> Quoted text
* * *

The northern city, laced with high fences and a wall, is the closest point between France and Britain, with two cross-Channel transport systems, the Eurotunnel and ferries that are a magnet for migrants.

Mr Macron wants changes to the 2003 Touquet Accords that effectivel­y moved the British border to Calais and have left France with the problem of dealing with migrants refused entry into Britain. He is meeting with British Prime Minister Theresa May in London tomorrow.

Negotiatio­ns over changes to the accords are in progress, including creation of a French-British team to handle cases of migrants with “legitimate’’ reasons to go to Britain, according to a top official in Mr Macron’s office who was not authorised to speak publicly.

Just over a year ago, Europe’s largest migrant slum, on the edge of Calais, was dismantled and some 7,000 migrants sent to centres around France.

With 400 to 700 migrants there today, the situation is in many ways worse, said Francois Guennoc of the aid group Auberge des Migrants. “It’s catastroph­ic,’’ he said, both materially and mentally because migrants have no right to pitch tents, to ensure no new camps spring up.

Auberge des Migrants, a leading migrant aid group in Calais, is one of two associatio­ns that have declined to take part in a meeting with Macron.

The president’s trip is a foretaste of a tough new immigratio­n and asylum bill to be presented to the Cabinet in February. Mr Macron is visiting a migrant centre before meeting security forces in Calais.

An encounter with Calais Mayor Natacha Bouchart may be his biggest challenge. She has spent years, with some success, pressing the government for funds, police and other help in dealing with migrants.

The migrants’ living conditions are deplorable, but “they choose it,’’ while Calais citizens live with the “constant offences’’ of migrants trying to sneak to Britain, Ms Bouchart said on BFM TV.

* * *

> Record extracts
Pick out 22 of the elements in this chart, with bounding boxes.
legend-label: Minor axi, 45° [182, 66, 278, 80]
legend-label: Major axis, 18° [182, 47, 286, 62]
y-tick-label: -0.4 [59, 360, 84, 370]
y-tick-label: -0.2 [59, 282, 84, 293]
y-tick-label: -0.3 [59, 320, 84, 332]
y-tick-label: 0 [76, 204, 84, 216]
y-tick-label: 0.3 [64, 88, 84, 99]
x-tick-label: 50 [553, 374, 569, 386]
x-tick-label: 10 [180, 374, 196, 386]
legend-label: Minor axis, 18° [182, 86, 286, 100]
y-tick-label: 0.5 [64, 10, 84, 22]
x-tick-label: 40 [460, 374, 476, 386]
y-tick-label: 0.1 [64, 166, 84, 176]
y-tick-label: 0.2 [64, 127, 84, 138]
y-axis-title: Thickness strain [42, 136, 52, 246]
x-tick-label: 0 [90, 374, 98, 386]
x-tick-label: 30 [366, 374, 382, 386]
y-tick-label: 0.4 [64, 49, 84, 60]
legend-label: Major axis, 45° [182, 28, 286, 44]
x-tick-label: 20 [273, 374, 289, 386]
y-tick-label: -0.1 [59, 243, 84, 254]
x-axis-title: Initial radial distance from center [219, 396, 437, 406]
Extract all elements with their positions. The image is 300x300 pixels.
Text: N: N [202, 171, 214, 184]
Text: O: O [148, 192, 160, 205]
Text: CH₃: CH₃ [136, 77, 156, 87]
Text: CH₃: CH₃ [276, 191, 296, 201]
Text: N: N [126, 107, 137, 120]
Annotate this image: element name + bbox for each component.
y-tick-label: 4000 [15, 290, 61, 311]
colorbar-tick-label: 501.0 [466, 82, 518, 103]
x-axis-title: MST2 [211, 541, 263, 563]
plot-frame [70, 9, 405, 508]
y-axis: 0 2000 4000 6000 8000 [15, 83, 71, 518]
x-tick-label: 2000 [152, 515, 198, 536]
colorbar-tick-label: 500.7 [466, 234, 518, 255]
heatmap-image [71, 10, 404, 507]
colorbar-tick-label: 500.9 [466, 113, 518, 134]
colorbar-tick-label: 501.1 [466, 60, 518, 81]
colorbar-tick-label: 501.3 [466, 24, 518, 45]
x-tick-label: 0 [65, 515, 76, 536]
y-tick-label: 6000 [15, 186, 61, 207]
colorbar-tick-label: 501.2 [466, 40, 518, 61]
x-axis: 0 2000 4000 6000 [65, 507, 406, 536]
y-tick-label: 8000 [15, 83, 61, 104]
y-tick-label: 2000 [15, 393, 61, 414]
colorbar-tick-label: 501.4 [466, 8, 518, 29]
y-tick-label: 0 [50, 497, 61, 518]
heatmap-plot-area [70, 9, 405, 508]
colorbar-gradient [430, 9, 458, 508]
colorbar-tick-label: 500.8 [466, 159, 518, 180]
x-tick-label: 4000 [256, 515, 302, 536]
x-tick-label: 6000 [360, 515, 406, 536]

* * *

> Exercises to complete
1. Answer these questions from the Calais text:
(a) About how many migrants were sent to centers around France when the slum was dismantled?
(b) In what month is the new immigration and asylum bill to be presented to the Cabinet?
(c) On which TV channel did Ms Bouchart speak?
2. Please rewrite the paragraph of the Calais text that begins "Mr Macron wants changes" as a short list, keeping its main facts.
3. List every person named in the Calais text.
The data has no connection to the text about Calais.

> Problem solutions
1.
(a) Some 7,000
(b) February
(c) BFM TV

2.
- Mr Macron wants changes to the 2003 Touquet Accords.
- The accords effectively moved the British border to Calais.
- They left France with the problem of migrants refused entry into Britain.
- He is meeting British Prime Minister Theresa May in London tomorrow.

3.
- Mr Macron
- Theresa May
- Francois Guennoc
- Natacha Bouchart